___ DATA FOR THIS EXERCISE ___

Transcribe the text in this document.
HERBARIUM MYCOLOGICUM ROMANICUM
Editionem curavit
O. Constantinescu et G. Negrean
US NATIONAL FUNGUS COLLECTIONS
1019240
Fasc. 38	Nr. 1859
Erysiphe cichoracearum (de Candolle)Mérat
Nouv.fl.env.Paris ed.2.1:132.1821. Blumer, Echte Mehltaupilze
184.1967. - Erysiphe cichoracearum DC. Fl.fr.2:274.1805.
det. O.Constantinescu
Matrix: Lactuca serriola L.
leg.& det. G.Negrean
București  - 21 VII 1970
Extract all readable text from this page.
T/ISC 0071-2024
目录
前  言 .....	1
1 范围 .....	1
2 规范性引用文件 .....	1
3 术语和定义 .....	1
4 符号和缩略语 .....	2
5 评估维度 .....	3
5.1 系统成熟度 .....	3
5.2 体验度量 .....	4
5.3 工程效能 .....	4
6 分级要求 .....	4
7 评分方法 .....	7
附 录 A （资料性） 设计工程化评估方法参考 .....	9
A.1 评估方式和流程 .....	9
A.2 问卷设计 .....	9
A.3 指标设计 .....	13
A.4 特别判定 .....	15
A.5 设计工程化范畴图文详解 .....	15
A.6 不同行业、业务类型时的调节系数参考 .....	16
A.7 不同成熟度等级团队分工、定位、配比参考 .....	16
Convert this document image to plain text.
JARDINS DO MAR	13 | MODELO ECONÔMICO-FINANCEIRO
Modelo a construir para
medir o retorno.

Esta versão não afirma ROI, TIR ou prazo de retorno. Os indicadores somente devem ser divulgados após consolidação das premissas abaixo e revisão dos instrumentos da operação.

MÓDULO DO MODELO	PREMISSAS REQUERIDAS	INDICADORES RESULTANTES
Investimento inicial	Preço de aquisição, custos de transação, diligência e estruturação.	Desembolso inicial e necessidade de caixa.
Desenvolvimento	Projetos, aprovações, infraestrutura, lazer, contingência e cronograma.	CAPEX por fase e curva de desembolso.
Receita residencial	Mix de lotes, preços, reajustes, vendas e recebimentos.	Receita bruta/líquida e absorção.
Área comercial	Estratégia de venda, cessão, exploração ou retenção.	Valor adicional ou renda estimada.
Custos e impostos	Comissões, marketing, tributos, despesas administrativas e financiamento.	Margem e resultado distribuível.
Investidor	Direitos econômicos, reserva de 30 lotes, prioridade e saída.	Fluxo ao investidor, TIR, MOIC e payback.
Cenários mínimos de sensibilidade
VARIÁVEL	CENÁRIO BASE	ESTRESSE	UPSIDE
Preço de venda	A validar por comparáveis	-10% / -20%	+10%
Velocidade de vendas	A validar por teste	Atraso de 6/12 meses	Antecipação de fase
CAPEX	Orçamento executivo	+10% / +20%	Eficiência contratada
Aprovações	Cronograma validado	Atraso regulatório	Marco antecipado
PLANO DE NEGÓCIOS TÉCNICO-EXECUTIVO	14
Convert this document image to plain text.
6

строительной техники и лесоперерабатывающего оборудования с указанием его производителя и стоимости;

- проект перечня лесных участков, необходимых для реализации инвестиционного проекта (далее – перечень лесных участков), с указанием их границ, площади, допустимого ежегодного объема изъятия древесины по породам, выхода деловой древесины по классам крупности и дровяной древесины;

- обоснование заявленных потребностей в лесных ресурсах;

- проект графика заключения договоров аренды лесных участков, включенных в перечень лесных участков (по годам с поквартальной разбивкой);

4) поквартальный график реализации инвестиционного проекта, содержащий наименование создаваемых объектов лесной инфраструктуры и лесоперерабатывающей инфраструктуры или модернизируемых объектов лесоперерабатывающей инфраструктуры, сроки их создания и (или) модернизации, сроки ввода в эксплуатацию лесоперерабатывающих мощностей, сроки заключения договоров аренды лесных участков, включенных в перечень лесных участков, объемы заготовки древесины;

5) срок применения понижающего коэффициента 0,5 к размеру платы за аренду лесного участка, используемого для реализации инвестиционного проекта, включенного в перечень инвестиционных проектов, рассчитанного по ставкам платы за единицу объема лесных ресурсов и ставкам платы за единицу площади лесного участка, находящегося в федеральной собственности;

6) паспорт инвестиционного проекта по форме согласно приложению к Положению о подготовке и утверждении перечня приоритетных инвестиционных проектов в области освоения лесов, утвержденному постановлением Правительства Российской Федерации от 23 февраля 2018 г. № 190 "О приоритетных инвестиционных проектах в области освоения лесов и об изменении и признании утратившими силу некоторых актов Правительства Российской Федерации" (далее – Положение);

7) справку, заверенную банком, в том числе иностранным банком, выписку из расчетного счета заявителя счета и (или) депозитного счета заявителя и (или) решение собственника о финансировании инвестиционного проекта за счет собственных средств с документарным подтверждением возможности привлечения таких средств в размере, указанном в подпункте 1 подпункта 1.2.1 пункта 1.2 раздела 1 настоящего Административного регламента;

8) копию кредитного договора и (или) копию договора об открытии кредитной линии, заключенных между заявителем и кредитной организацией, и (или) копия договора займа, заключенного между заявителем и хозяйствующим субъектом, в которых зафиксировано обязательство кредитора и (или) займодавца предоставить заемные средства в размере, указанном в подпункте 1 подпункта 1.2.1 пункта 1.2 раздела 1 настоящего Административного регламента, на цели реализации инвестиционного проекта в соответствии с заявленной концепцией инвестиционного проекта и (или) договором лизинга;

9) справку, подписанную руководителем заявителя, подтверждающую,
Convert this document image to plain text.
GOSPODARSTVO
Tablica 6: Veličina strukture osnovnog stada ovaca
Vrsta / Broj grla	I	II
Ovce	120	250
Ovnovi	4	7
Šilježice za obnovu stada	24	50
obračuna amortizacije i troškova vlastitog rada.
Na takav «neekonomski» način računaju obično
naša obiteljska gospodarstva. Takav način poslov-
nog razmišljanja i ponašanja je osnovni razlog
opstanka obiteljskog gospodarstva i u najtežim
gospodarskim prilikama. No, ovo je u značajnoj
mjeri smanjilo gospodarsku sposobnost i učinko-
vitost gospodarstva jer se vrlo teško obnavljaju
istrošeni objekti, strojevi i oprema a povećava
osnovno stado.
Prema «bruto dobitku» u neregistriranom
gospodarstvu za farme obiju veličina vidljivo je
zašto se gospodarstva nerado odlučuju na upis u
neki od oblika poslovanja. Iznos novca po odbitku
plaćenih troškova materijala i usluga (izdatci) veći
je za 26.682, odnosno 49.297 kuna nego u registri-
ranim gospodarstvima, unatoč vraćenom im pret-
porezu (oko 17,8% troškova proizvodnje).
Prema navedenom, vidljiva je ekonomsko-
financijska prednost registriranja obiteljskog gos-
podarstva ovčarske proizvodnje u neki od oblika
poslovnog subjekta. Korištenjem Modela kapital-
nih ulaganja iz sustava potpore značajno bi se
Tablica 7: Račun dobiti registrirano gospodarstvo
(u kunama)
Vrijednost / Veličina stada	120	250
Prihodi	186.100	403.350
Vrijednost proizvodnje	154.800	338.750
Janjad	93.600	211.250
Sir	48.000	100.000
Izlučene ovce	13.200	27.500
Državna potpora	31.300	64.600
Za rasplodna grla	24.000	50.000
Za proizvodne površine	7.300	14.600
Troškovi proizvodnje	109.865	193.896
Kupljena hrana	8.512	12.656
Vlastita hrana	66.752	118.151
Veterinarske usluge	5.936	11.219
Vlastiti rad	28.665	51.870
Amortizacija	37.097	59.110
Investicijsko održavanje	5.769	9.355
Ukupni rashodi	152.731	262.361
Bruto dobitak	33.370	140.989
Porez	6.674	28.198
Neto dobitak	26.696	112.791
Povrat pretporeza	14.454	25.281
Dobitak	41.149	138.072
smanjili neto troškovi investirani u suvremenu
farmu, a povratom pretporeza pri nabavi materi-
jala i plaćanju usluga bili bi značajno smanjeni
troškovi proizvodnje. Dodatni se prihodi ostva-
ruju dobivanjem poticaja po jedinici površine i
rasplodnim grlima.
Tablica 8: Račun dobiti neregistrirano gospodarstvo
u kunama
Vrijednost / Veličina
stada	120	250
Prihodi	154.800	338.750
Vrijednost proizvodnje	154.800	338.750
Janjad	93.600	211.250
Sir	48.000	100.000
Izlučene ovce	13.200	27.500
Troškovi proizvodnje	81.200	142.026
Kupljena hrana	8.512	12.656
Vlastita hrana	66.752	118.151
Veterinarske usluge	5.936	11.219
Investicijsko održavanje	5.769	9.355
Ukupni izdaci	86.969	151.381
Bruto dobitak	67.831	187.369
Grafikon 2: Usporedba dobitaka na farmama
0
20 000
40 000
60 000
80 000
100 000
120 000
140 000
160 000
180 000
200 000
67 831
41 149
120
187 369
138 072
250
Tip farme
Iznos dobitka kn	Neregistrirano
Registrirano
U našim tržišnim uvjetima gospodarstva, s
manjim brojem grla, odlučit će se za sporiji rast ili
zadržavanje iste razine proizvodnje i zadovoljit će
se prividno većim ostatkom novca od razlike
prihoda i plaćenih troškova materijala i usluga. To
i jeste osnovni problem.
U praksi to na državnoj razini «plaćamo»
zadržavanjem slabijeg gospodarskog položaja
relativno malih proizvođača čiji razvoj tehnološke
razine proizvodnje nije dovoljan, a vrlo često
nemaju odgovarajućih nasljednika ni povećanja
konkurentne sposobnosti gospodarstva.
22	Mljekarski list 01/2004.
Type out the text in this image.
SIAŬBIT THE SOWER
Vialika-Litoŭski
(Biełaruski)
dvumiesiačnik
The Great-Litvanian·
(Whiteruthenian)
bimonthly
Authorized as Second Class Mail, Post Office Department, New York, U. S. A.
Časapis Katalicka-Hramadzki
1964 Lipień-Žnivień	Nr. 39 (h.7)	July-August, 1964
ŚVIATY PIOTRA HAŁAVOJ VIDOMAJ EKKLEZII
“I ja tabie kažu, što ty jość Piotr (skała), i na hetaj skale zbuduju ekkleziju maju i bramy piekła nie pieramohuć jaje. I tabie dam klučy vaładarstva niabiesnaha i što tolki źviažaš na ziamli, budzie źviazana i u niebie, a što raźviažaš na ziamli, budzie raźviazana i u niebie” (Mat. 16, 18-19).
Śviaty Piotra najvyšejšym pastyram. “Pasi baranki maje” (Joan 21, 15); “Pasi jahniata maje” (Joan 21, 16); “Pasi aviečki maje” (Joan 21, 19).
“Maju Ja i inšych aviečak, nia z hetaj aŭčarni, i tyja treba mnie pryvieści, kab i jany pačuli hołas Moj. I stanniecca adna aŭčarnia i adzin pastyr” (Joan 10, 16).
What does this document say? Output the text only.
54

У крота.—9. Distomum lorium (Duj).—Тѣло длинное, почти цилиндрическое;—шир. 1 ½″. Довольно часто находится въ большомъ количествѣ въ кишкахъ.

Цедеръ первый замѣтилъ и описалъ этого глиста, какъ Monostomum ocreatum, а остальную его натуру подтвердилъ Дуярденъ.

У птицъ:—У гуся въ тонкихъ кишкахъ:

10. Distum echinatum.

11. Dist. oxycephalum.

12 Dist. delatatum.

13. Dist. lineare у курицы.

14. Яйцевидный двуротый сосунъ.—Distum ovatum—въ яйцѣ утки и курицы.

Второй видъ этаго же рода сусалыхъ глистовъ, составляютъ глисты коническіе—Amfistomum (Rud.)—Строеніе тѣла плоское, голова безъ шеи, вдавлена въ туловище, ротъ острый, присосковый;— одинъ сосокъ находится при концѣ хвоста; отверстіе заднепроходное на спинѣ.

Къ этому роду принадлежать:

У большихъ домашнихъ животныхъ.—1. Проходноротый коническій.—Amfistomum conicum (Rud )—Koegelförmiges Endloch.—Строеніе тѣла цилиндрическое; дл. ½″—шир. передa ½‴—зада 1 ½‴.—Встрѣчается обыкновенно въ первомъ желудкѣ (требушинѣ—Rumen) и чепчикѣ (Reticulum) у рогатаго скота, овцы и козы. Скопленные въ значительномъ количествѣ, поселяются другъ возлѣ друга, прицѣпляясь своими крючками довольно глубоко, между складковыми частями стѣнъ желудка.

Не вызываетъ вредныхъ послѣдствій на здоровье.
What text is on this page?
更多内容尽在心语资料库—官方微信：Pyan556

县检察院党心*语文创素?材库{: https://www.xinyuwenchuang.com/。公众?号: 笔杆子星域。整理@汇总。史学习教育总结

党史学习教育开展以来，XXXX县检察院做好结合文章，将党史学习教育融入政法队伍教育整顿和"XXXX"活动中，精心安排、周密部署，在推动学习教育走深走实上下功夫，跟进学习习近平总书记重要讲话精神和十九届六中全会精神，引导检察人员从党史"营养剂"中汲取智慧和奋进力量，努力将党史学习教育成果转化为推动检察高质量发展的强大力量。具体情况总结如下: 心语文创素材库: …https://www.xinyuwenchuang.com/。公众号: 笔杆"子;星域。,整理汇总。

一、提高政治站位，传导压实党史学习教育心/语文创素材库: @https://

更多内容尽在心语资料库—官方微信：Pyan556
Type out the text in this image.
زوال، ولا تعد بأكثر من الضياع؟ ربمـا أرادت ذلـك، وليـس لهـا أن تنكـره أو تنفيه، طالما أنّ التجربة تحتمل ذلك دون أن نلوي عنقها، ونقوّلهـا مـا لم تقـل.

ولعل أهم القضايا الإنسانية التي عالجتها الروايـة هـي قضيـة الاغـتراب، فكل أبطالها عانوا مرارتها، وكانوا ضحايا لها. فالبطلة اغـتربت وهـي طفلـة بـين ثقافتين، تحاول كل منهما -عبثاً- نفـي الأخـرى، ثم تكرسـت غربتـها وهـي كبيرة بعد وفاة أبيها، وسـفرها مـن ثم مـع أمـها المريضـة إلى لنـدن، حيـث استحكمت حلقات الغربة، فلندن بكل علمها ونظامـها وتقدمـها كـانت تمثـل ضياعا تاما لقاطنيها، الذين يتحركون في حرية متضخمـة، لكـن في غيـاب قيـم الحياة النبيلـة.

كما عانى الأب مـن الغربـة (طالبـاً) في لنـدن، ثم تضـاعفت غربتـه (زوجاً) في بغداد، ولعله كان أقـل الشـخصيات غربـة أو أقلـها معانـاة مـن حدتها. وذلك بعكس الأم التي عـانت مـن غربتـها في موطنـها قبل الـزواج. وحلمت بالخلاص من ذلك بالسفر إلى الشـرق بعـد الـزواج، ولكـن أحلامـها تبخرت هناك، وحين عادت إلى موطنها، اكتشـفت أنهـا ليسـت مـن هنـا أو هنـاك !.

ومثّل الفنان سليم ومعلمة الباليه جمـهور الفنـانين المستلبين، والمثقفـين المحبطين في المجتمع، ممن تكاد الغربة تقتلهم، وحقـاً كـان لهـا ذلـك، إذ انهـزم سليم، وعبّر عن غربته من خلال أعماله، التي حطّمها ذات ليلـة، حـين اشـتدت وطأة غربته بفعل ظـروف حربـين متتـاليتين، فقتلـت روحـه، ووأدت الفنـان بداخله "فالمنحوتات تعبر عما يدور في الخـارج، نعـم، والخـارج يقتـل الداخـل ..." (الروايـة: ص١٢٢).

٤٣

___

THE TASK: Copy all lines from the data that hold the word "retorno".

REPLY:
medir o retorno.
Esta versão não afirma ROI, TIR ou prazo de retorno. Os indicadores somente devem ser divulgados após consolidação das premissas abaixo e revisão dos instrumentos da operação.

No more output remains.